### WRITTEN REQUEST
Spot each line that carries the word "JSON"; copy those lines.

======== EXTRACTED MATERIAL

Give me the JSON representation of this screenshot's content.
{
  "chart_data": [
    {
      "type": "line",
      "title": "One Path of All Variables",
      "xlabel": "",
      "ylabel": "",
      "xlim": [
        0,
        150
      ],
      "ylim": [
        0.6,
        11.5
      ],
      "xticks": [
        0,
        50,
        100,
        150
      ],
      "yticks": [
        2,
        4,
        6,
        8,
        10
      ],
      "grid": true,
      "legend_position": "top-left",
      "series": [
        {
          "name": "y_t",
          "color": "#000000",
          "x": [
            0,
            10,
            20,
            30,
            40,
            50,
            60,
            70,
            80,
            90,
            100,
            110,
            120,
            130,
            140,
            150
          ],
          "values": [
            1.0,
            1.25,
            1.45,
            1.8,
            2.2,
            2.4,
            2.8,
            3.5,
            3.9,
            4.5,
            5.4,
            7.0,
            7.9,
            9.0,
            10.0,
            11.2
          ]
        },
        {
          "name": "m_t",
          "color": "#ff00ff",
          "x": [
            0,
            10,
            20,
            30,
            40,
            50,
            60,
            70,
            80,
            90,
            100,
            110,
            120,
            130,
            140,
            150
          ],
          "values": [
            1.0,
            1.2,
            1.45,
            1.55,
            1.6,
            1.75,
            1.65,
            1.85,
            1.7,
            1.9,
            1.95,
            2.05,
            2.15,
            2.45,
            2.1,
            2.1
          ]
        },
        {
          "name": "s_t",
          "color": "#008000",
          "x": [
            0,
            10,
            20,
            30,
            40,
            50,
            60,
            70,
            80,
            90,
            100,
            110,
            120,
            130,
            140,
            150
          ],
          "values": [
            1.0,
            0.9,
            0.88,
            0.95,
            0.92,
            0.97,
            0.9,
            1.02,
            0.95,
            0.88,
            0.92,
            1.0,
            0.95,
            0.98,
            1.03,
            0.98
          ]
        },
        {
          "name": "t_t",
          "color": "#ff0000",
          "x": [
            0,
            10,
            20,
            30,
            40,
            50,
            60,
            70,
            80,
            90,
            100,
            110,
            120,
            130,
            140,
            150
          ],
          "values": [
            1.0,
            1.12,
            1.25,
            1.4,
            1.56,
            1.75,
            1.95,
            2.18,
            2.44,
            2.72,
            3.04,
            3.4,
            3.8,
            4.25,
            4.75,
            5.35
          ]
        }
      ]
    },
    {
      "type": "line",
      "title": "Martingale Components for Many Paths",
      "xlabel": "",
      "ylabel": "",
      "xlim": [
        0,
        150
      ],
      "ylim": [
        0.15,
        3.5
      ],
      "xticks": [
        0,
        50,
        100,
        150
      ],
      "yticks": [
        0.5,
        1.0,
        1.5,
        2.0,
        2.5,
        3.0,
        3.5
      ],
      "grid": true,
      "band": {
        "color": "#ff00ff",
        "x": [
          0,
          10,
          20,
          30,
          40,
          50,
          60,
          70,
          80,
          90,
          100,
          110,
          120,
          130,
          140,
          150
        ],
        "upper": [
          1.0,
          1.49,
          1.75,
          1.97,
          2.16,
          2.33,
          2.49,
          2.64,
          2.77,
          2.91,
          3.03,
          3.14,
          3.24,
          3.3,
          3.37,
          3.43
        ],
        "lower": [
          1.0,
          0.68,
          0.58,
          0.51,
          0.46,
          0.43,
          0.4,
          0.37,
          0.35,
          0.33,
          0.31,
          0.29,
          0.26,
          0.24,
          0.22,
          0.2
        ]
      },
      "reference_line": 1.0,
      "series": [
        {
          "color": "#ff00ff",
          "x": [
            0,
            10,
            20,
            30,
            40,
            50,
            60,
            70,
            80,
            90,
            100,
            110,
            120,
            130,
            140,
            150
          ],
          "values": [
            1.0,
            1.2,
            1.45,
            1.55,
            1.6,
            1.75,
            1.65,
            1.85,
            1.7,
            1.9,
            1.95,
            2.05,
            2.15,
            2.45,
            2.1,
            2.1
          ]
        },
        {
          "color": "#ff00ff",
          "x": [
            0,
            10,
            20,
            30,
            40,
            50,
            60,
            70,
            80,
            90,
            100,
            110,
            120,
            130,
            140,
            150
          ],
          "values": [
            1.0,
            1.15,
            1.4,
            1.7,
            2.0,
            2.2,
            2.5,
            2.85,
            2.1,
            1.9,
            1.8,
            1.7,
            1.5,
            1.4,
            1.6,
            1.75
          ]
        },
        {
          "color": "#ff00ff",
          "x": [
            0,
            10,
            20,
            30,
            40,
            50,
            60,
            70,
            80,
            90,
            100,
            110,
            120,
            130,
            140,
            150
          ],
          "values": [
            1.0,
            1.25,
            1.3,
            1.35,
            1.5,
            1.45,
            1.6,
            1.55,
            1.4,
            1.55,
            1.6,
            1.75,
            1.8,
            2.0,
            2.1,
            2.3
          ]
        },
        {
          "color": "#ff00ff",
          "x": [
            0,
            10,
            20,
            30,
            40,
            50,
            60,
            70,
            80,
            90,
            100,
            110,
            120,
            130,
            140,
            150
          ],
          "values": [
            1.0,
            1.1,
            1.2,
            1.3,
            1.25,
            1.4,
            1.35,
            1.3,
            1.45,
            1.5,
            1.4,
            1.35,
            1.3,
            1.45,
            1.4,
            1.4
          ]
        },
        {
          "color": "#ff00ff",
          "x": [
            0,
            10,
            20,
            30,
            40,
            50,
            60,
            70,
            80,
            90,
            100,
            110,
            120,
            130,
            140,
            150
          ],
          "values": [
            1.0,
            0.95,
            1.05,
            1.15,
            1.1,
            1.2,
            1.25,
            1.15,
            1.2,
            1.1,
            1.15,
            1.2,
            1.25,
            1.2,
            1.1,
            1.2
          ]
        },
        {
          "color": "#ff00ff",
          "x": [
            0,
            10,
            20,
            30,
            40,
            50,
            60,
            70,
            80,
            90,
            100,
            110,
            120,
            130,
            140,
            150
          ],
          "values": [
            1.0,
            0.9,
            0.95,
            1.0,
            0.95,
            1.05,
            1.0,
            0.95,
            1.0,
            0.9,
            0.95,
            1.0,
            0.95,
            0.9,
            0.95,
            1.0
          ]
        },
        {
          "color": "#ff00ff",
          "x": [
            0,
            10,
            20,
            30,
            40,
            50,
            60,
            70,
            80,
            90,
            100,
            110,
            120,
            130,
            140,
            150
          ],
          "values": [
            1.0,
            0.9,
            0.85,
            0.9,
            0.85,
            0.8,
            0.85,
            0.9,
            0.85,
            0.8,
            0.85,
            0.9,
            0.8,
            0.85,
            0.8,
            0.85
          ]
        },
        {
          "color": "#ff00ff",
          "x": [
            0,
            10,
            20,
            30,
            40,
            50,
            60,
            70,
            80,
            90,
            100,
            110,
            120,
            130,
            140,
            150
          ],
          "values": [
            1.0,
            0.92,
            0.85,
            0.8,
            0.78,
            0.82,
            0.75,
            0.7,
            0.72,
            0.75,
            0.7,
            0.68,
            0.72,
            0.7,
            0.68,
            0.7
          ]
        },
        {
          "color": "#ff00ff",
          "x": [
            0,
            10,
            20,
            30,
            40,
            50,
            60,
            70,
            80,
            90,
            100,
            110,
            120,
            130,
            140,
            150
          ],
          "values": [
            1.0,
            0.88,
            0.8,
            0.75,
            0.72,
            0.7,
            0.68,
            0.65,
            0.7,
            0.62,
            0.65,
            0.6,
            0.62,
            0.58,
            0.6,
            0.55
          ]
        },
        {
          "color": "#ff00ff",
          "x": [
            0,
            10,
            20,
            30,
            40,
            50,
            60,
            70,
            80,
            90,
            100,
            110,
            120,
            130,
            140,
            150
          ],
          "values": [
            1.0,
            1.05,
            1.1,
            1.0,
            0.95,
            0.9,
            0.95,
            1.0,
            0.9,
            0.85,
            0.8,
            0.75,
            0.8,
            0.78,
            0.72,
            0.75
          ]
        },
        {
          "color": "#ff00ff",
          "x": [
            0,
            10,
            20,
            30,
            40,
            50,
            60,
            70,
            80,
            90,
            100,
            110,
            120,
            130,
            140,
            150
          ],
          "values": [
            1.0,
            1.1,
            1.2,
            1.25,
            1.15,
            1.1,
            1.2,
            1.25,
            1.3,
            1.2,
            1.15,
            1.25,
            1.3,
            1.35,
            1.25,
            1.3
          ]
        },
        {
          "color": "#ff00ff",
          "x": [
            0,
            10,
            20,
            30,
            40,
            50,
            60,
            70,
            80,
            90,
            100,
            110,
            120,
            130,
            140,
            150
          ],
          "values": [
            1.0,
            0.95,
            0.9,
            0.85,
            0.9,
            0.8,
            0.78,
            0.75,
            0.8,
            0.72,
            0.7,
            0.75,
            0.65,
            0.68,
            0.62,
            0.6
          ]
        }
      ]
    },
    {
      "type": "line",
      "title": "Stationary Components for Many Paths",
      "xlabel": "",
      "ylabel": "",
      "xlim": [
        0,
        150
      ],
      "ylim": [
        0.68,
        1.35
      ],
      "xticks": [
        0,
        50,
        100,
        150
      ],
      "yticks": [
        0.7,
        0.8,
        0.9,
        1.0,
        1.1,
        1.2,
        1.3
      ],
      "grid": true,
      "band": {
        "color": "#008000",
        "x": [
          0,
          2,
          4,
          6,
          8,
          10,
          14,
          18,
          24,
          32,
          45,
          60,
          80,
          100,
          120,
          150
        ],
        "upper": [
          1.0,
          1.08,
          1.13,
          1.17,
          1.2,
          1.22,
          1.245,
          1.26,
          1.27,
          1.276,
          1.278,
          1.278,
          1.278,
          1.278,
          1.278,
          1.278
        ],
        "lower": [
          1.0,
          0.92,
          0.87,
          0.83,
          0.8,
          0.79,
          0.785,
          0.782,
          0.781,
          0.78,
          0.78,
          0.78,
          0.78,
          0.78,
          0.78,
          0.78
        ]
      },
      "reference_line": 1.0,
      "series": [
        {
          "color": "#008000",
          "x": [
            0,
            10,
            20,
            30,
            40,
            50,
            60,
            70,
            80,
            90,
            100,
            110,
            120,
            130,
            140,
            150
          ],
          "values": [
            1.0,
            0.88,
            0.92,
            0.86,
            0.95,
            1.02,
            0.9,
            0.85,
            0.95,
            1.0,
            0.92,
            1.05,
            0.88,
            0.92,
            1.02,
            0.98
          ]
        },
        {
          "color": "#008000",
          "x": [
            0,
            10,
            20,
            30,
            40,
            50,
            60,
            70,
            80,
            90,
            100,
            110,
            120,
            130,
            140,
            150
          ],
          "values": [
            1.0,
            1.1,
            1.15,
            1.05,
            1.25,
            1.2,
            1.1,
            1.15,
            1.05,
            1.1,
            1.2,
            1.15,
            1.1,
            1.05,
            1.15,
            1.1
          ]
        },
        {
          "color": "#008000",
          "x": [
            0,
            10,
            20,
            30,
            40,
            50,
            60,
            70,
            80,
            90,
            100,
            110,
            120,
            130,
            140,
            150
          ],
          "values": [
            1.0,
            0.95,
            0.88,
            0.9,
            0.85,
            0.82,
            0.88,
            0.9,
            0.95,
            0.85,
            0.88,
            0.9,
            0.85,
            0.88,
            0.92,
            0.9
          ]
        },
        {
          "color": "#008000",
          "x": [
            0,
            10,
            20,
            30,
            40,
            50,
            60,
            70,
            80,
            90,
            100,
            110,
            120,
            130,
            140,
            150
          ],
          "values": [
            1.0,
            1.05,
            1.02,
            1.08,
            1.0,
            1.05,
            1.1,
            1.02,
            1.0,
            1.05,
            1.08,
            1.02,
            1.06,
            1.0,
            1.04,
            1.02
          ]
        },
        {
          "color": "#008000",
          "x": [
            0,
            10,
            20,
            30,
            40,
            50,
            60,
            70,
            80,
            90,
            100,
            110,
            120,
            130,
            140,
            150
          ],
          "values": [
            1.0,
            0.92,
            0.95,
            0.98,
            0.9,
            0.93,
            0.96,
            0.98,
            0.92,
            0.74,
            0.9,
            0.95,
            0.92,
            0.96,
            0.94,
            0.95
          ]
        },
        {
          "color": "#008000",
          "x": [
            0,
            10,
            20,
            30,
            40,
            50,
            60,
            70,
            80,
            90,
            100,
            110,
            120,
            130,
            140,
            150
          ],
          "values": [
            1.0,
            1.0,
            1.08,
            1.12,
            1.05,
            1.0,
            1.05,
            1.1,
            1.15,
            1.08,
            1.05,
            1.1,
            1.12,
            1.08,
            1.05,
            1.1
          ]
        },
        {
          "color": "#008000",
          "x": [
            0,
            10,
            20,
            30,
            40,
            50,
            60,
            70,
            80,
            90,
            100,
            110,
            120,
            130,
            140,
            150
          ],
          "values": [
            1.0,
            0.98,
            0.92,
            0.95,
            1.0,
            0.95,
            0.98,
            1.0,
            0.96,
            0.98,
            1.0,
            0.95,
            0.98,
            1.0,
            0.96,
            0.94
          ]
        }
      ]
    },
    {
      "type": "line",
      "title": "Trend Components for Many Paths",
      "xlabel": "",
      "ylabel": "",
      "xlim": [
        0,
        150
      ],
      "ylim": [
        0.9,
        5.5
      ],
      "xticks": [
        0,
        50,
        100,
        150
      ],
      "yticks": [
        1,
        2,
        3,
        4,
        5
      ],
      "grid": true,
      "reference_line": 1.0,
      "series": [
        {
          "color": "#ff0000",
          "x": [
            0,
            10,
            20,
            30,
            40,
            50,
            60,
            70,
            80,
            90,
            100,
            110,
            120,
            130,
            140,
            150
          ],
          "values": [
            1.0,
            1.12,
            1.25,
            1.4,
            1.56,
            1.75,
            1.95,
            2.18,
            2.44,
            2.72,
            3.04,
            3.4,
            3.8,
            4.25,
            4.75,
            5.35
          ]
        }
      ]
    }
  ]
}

================
======== EXTRACTED MATERIAL

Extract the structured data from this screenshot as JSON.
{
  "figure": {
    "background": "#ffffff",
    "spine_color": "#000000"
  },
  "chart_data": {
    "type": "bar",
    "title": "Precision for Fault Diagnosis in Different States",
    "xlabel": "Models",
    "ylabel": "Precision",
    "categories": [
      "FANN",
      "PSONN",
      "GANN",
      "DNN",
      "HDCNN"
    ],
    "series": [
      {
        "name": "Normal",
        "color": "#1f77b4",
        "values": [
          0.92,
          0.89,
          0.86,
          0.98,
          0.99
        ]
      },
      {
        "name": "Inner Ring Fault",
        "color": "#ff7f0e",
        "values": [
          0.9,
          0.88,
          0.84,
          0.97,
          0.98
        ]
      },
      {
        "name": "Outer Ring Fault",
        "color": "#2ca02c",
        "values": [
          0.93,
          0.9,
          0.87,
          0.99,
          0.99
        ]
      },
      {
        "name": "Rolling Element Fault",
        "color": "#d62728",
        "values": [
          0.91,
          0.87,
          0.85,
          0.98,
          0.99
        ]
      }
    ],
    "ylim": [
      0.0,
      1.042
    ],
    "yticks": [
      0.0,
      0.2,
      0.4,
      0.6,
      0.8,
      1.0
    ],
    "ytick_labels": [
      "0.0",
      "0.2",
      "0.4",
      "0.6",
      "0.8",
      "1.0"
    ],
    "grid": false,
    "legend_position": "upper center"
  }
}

================

### COMPLETE RESPONSE
Give me the JSON representation of this screenshot's content.
Extract the structured data from this screenshot as JSON.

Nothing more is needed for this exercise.